=== DATA PROVIDED ===
──────────

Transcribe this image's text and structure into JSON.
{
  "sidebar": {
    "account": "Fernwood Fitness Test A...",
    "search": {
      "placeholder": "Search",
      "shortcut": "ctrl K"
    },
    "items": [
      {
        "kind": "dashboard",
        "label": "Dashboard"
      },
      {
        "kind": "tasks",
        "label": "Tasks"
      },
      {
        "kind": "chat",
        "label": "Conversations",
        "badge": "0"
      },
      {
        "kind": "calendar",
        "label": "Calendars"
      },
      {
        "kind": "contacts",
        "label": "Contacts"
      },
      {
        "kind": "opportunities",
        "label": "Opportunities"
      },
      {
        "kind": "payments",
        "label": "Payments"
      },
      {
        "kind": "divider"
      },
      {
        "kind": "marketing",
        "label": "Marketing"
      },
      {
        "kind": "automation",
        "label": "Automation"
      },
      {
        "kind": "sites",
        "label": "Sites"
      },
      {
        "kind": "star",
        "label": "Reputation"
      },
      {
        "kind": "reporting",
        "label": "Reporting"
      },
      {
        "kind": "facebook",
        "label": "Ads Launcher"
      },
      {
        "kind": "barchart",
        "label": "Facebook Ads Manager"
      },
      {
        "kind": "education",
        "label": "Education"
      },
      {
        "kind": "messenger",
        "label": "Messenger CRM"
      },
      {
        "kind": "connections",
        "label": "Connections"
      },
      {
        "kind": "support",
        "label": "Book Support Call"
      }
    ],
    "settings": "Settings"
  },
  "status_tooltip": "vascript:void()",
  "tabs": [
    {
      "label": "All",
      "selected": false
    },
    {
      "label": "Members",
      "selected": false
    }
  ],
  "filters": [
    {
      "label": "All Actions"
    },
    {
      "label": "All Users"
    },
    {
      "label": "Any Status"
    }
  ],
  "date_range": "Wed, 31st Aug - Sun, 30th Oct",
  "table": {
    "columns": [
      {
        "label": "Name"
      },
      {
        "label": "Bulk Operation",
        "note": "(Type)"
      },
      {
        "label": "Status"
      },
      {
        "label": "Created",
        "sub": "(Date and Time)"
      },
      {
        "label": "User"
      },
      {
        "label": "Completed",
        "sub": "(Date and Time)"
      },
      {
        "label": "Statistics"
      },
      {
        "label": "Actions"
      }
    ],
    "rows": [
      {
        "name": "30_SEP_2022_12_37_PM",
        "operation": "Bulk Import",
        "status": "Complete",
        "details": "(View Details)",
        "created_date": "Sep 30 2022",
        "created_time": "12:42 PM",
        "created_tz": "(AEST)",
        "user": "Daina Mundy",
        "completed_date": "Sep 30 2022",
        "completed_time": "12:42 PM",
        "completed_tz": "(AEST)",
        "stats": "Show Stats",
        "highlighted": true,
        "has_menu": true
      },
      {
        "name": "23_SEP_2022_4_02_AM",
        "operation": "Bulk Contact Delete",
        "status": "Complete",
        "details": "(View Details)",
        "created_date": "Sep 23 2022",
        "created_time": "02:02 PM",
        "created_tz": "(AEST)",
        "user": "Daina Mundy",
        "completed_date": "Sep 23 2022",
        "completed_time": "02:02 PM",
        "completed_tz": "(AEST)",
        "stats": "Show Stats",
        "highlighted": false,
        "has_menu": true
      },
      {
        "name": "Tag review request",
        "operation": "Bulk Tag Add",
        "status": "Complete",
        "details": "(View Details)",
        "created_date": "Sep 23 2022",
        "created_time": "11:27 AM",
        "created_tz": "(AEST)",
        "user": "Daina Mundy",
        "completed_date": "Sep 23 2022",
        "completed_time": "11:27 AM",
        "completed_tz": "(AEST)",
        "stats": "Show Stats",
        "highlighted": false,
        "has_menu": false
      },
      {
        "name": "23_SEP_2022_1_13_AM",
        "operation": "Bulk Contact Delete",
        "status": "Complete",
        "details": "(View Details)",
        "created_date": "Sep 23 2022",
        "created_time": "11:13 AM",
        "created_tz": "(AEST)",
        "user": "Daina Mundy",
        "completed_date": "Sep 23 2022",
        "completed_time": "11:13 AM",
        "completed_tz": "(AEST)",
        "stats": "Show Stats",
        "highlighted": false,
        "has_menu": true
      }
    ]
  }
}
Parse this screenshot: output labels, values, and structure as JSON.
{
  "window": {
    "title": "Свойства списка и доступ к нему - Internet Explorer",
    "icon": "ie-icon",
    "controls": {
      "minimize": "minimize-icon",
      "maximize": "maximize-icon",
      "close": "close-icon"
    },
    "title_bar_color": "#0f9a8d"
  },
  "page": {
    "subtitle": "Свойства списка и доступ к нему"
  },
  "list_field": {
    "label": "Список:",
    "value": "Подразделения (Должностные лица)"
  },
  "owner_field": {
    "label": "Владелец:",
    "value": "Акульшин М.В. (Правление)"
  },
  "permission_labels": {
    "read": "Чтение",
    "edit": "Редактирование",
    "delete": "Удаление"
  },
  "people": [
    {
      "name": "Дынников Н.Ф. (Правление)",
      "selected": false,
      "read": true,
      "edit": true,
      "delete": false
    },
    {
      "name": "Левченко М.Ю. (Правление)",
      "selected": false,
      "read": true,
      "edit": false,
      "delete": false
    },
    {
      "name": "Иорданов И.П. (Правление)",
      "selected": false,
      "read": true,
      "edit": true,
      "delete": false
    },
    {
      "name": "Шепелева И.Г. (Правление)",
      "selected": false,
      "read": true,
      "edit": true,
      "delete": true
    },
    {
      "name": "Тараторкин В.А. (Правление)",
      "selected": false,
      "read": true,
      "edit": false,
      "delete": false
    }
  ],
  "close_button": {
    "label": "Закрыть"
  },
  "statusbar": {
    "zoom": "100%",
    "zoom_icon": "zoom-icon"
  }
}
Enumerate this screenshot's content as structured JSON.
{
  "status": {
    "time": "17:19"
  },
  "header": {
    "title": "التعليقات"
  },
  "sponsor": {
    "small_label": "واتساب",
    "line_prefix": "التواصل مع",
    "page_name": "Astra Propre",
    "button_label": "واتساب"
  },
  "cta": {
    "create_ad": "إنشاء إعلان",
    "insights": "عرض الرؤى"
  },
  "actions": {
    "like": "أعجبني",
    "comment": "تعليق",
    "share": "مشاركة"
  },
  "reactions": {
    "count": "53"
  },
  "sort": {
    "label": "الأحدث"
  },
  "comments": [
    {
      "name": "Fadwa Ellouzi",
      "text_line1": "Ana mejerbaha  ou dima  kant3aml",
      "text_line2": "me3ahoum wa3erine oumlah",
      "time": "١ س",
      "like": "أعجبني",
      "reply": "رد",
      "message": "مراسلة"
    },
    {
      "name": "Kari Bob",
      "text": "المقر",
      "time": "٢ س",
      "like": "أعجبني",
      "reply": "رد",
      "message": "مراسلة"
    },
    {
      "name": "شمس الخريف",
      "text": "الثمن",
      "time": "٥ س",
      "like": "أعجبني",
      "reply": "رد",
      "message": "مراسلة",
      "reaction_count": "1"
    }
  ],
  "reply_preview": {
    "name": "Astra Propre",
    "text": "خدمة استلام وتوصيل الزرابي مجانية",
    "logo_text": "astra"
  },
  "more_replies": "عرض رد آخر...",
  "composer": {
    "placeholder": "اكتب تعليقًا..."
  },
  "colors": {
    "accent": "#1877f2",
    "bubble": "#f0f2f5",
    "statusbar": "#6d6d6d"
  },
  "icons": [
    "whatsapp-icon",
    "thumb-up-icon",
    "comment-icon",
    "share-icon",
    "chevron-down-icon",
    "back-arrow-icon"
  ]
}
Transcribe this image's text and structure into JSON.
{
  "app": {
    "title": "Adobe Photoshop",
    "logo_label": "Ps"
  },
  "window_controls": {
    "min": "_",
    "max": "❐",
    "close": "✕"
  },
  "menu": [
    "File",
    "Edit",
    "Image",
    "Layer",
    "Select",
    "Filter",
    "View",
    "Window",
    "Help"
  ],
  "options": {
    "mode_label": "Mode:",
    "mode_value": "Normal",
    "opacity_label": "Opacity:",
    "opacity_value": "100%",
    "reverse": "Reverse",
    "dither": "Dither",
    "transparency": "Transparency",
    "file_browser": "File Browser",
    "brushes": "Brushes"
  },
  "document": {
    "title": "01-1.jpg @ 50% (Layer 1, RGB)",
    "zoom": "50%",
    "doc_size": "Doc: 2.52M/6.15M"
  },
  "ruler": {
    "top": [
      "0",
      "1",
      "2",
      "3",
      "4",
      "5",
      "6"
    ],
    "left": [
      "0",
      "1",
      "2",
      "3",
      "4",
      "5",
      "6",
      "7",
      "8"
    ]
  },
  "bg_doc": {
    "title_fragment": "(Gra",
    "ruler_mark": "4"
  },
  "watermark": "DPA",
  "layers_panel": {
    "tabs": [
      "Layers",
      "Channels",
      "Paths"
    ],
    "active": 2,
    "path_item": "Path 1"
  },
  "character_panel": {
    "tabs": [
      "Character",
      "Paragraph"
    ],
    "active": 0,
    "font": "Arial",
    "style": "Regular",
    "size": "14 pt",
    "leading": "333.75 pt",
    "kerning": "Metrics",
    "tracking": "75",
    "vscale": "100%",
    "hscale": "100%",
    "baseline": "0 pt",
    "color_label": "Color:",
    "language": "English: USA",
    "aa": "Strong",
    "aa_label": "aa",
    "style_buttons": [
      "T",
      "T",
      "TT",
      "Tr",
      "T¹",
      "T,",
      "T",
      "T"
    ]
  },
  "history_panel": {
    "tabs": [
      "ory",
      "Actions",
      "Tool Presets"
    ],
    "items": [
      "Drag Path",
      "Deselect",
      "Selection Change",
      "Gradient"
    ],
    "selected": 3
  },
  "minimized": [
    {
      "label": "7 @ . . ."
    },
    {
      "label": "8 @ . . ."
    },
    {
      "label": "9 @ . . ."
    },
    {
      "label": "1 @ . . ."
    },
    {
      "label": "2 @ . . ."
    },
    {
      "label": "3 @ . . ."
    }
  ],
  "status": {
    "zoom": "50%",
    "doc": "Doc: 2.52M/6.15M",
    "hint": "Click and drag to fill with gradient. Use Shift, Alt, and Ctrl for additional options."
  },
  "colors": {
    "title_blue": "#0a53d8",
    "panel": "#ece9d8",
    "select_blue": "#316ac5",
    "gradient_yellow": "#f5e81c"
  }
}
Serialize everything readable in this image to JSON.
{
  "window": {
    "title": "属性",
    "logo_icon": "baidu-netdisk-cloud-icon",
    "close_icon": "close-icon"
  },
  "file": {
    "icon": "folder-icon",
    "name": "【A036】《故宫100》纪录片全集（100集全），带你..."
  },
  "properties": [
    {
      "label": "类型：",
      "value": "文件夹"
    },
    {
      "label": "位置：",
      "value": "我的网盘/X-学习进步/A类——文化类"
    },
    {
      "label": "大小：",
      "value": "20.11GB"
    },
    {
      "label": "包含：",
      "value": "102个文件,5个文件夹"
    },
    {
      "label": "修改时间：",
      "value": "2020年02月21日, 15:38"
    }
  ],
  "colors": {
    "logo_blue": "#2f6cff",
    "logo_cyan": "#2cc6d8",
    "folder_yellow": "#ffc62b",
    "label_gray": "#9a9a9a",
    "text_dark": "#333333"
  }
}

──────────

=== THE TASK ===
From the records above, report the count of lines containing "options" and nothing more.

=== ANSWER TO THIS TASK ===
2